> [Directions for this task]
In the entries below, count every line with the string "WordPress". State the count and nothing else.

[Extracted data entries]

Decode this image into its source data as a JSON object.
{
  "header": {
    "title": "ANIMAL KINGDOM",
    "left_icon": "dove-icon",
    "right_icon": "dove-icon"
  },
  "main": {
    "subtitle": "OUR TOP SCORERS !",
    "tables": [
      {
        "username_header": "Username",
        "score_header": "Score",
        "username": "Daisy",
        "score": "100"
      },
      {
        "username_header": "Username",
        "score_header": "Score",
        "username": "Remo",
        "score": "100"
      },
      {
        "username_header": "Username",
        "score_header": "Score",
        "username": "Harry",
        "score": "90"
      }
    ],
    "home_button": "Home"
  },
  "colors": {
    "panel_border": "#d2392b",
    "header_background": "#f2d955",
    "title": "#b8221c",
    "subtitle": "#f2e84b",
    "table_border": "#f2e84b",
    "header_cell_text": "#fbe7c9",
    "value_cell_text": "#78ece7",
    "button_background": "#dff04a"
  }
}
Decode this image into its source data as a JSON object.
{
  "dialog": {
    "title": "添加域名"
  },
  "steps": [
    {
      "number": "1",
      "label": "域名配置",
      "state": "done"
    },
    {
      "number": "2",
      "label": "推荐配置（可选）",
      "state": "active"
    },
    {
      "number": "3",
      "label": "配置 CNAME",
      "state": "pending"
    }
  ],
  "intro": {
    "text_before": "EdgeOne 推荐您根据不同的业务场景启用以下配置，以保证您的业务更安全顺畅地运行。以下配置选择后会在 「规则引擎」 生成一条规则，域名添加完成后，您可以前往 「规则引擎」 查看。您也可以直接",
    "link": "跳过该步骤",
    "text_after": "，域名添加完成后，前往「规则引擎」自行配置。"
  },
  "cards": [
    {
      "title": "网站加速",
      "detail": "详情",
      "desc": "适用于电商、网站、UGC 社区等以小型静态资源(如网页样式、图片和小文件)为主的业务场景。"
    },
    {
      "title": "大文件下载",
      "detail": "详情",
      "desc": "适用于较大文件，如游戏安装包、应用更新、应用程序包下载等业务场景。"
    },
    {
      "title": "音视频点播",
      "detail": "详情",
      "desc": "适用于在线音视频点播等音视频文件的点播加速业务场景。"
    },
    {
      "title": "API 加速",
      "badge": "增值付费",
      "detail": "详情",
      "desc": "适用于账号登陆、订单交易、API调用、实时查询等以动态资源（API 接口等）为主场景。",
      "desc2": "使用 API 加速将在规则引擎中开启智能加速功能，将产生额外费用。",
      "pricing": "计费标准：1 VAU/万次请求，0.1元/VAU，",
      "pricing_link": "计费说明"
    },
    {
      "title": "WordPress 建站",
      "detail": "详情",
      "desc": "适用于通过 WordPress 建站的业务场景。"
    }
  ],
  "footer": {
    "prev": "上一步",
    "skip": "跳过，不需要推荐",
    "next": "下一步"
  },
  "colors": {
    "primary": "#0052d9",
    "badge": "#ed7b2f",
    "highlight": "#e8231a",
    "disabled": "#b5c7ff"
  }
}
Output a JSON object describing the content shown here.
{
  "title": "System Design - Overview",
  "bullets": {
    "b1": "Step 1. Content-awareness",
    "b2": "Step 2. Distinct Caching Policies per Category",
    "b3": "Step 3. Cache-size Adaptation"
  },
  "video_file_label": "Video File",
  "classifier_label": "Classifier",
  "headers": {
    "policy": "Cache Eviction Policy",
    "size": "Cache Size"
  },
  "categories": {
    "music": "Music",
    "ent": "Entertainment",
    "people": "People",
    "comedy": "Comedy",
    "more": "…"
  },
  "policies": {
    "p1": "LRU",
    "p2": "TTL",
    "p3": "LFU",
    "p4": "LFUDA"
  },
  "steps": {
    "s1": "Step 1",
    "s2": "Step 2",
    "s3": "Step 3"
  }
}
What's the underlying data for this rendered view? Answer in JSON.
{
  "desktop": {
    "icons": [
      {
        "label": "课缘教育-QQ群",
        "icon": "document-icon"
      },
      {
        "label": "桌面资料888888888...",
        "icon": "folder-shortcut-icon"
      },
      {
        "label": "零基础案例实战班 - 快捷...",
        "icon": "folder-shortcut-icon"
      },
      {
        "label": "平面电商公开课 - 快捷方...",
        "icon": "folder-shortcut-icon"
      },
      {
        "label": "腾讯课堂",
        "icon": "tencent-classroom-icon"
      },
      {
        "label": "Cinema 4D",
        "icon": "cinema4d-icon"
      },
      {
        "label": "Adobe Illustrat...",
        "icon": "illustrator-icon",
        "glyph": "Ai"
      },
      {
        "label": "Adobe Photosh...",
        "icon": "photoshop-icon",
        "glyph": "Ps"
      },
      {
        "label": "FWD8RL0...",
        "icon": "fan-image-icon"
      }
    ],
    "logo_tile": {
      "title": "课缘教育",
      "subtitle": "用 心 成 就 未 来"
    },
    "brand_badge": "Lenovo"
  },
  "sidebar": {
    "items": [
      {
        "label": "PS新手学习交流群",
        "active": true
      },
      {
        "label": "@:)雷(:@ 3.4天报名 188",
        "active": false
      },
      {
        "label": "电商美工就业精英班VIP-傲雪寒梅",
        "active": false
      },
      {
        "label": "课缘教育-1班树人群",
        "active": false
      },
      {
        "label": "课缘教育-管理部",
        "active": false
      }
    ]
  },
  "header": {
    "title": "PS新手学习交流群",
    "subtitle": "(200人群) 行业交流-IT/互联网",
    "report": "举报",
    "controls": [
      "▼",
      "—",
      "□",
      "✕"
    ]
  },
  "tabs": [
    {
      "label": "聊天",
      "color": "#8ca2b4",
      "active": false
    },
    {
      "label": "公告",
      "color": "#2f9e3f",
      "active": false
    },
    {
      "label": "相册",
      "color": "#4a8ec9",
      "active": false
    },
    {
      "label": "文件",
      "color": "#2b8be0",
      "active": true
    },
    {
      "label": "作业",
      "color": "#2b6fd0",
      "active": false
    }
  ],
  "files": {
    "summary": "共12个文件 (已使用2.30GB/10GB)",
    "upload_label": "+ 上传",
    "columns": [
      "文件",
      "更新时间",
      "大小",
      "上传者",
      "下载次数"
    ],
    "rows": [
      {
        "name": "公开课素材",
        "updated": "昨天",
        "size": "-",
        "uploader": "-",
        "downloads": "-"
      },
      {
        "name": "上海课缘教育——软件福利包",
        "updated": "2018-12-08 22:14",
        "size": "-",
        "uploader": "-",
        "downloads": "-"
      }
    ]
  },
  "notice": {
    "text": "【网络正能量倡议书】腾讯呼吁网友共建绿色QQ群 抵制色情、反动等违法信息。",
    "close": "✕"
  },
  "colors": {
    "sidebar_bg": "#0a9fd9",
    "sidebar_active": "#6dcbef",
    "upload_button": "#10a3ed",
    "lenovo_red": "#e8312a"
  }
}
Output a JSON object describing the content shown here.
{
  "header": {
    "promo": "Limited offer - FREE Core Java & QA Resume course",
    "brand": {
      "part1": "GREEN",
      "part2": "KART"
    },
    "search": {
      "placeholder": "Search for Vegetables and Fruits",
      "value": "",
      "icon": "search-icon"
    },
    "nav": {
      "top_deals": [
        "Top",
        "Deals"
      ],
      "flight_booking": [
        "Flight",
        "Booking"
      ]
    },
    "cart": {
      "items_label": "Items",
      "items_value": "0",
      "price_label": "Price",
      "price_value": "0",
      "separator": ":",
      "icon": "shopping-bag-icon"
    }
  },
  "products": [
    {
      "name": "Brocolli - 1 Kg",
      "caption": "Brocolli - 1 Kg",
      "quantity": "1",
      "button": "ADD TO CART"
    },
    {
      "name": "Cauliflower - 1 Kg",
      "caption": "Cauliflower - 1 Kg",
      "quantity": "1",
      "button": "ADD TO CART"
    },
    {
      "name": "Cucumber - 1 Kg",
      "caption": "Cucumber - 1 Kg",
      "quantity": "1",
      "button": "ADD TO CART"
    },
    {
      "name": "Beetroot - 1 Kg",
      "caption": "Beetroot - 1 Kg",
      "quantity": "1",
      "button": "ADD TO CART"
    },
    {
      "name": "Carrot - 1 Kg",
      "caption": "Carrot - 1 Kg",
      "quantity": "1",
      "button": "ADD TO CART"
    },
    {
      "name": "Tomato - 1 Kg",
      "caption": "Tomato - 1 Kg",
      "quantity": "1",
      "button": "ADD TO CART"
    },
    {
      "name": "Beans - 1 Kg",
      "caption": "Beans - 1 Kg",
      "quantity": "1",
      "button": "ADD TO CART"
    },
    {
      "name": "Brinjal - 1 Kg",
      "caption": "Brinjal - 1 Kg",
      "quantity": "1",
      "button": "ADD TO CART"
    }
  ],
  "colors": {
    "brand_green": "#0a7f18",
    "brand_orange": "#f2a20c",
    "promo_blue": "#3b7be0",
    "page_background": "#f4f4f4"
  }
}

> [Complete output]
2